Im Prinzip ja, in der Praxis abhängig vom sozialen Status der Betroffenen. Reiche haben kein Problem damit.

Können Sie sich vorstellen, Menstruationsprodukte in öffentlichen Gebäuden kostenfrei zur Verfügung zu stellen?

Ja.

Für Frauen in prekären sozialen Situationen, kann ich mir das vorstellen.

Viele Mädchen und Frauen können sich Menstruationsprodukte nicht leisten. Um dieser sog. Periodenarmut zu begegnen, sollte sich auch Österreich Schottland als Vorbild nehmen, wo seit dem vergangenen Jahr Tampons und Binden kostenlos an Schulen angeboten werden. Denkbar wäre zusätzlich auch eine kostenlose Bereitstellung in öffentlichen Toiletten, was den Zugang zu Menstruationsartikeln einfacher machen würde.

Arbeitsanweisung - Aktualisiere den angezeigten Text, indem du „Menstruationsprodukte“ durch „Periodenprodukte“ ersetzt und den Abschnitt ab den Worten „Können Sie sich“ bis einschließlich „einfacher machen würde.“ neu wiedergibst.

Datenteil -
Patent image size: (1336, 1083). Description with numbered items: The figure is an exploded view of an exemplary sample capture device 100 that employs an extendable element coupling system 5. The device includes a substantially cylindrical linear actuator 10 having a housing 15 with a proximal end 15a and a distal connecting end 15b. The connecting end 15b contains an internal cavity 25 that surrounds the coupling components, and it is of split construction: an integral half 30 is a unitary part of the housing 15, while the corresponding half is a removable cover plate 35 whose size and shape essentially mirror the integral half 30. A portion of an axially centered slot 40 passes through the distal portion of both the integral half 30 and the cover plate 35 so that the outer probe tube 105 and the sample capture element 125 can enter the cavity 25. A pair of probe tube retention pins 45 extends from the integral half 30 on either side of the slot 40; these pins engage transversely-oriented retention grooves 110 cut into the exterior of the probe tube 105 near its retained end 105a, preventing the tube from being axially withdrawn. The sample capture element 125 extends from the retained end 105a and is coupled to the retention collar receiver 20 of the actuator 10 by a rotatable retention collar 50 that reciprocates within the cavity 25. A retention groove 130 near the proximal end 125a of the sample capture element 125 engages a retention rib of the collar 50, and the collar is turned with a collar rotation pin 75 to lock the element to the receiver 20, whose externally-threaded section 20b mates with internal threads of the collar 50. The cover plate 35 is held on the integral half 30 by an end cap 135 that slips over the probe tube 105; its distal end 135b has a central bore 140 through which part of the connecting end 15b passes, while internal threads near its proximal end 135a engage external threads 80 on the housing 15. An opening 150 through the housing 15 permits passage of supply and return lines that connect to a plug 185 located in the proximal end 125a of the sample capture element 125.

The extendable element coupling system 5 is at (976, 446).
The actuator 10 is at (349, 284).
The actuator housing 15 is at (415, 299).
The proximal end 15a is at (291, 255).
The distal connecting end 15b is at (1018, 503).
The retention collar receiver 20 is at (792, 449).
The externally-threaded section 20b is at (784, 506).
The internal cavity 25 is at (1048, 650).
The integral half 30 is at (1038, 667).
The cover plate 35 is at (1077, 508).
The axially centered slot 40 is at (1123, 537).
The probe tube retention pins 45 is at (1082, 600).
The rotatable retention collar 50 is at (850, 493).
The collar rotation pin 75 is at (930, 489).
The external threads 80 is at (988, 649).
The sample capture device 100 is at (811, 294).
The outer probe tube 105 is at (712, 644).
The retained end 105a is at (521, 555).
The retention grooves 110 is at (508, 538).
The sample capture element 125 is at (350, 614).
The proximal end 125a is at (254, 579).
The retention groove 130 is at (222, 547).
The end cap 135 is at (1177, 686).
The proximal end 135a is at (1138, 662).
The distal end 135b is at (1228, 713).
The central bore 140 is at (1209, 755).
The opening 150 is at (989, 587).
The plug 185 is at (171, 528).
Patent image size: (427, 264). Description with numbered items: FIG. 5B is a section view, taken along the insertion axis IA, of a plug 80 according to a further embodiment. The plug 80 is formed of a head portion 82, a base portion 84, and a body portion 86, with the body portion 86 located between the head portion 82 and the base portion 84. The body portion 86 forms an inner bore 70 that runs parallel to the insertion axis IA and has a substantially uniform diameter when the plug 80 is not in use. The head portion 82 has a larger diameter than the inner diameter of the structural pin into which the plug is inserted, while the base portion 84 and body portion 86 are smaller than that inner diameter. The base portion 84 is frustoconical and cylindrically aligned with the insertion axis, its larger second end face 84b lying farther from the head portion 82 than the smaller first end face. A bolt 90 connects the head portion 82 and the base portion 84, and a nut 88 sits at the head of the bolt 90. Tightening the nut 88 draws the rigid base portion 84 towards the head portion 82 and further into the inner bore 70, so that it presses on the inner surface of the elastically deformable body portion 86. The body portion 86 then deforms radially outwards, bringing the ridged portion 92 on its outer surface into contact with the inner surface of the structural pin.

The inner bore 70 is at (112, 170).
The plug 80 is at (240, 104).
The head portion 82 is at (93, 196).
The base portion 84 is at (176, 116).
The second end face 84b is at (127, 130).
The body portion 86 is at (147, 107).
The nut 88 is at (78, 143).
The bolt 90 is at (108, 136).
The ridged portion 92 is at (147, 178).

Die Lösung -
Können Sie sich vorstellen, Periodenprodukte in öffentlichen Gebäuden kostenfrei zur Verfügung zu stellen?

Ja.

Für Frauen in prekären sozialen Situationen, kann ich mir das vorstellen.

Viele Mädchen und Frauen können sich Periodenprodukte nicht leisten. Um dieser sog. Periodenarmut zu begegnen, sollte sich auch Österreich Schottland als Vorbild nehmen, wo seit dem vergangenen Jahr Tampons und Binden kostenlos an Schulen angeboten werden. Denkbar wäre zusätzlich auch eine kostenlose Bereitstellung in öffentlichen Toiletten, was den Zugang zu Menstruationsartikeln einfacher machen würde.